_Texto do documento_:

═══

A simples loucura não é estimada. Para ser benquista, a
loucura tem de ser a puta.
Um paradoxo louco.
Ninguém quer experimentar a loucura se ela não for a puta. A
puta da loucura. Se for, podemos esperar o melhor. Ou o pior. Espera-se
qualquer coisa marcante, todavia.
Normalmente, o estado da loucura enquanto puta é temporário.
Uma festa, um evento, um certame, nada que perdure assim tanto no tempo. Devia lá
se ter estado para saber o que foi, o que sentiram os envolvidos. Aquelas
coisas das quais guardamos imagens mentais coloridas e que esperamos contar
mais tarde numa roda de amigos, para impressionar. A puta da loucura é
cintilante, impossível ficar indiferente à sua rameirice insidiosa. Com os seus
saltos altos que injectam ilusão nas nossas veias sedentas de paixão e um
corpete tão apertado quanto provocador nos seus contornos voluptuosos, o
perfume do delírio nos seus cabelos soltos, é assim a loucura quando puta passa
por nós. Um terramoto de emoções. Uma bebedeira memorável, um sexo fulgurante,
um ambiente transgressor. Ela entrega-nos a liberdade absoluta numa bandeja
dourada de tentação. A sorte da nossa vida ali à nossa frente, por um momento,
durante um momento. Um excesso único que no dia seguinte se vai embora, mas
deixa a secura da ressaca na boca e um grão de desejo no nosso coração. A
loucura, se puta, é assim.

═══

_Material de origem_:

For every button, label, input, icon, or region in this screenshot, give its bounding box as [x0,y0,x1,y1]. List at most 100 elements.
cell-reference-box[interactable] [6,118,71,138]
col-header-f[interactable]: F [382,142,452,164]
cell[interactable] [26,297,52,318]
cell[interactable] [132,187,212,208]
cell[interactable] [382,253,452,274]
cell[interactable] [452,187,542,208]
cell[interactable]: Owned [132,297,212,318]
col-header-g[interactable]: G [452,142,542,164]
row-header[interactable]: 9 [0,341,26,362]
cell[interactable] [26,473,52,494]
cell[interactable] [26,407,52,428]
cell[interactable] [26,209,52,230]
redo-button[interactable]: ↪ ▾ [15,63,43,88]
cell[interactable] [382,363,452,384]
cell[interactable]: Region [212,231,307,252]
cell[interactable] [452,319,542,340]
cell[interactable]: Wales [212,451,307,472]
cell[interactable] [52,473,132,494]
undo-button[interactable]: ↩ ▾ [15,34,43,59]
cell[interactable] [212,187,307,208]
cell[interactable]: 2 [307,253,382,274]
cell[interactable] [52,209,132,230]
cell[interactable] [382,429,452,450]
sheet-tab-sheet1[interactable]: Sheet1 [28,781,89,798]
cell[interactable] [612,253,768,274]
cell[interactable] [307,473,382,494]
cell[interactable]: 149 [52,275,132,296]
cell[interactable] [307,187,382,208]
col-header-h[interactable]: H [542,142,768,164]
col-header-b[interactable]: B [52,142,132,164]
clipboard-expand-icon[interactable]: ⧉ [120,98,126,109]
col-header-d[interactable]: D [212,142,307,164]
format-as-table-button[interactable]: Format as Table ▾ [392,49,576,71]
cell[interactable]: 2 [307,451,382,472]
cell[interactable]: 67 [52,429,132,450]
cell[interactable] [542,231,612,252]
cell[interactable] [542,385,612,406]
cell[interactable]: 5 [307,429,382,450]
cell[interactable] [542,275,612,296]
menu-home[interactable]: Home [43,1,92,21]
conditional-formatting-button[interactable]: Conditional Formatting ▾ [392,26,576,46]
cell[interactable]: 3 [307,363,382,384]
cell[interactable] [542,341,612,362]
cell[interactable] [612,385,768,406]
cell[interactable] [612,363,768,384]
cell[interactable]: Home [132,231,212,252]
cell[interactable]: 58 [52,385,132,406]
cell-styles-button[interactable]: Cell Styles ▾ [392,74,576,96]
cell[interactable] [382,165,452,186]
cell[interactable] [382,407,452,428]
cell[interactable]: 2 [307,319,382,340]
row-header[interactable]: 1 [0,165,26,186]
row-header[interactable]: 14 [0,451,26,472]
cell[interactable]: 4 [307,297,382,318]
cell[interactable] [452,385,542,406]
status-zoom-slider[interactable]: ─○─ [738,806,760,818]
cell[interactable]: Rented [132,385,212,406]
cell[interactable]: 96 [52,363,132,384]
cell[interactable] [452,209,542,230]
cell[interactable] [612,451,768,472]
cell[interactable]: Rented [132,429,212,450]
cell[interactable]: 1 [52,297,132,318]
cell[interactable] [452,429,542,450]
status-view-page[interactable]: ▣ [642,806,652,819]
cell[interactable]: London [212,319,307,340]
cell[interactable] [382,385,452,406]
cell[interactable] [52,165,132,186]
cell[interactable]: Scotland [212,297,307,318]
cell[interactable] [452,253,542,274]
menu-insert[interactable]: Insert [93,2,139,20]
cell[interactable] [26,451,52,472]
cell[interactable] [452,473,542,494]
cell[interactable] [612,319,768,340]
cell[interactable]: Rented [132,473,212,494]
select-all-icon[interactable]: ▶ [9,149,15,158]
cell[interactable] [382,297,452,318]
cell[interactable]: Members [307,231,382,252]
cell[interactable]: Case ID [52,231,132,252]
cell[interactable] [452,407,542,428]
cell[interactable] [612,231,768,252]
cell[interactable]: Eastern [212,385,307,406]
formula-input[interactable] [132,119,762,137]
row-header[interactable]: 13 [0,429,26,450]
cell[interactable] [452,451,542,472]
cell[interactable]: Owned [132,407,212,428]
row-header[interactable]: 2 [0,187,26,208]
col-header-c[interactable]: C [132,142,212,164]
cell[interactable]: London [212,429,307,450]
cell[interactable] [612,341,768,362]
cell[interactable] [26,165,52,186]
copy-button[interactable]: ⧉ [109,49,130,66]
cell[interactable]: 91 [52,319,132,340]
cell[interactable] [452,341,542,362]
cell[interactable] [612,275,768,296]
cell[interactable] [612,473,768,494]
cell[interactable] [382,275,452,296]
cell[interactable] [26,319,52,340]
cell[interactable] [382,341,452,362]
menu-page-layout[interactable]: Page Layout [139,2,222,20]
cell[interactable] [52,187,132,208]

═══

_Exercícios_:
**1.** No texto sobre a loucura, que ocasiões são dadas como exemplo de algo que não perdura assim tanto no tempo?
**2.** Prossiga o texto sobre a loucura a partir da sua última frase.
Os dados não têm qualquer relação com o texto sobre a loucura.

_Respostas por item_:
**1.** Uma festa, um evento e um certame.

**2.**
Porém, se a loucura é filha recatada e fria, se se tarda
dentro de nós, então o caso muda de figura. Uma loucura só é uma loucura
amarga.
Com o seu xaile preto de abandono e perdida num labirinto hospitalar,
a pernas dobradas num arco lúgubre quando cambaleia pelos recantos, a loucura
que não é puta é demasiado séria para ser querida.
São pobres desgraçados, os loucos sérios, não acometidos
pela putaria duma loucura depravada. Esta loucura é a gémea má do Baco. Atormenta
sem piedade, ofusca a clarividência, apaga as almas. E se calhar alguns só
queriam a puta. A puta da loucura. Mas alguma coisa correu mal pelo caminho. A
puta foi puta demais. Ou nunca chegou a sê-lo. Não foi aquilo que queriam. E
agora estão presos dentro de um corpo que apodrece, com o pensamento a
baralhar-se de dia para dia. Sítios em que já não se está, noções periclitantes
de realidade. Espelhos que já não reflectem. Gente que já foi. Que já não é nem
está realmente. É somente uma projecção dum passado comprometido. Um
pseudo-holograma em acelerada decadência. Comprimidos e tratamentos de choque,
o espartilho branco sobre um monte de ossos que já não tem controlo sobre si e uma
esperança fugidia numa partida sem dor. Ela não se vai embora e não é divertida.
É uma bruxa pérfida invencível no seu caldeirão. Não, salvem-se desta loucura
malvada, a que é certinha como um relógio suíço.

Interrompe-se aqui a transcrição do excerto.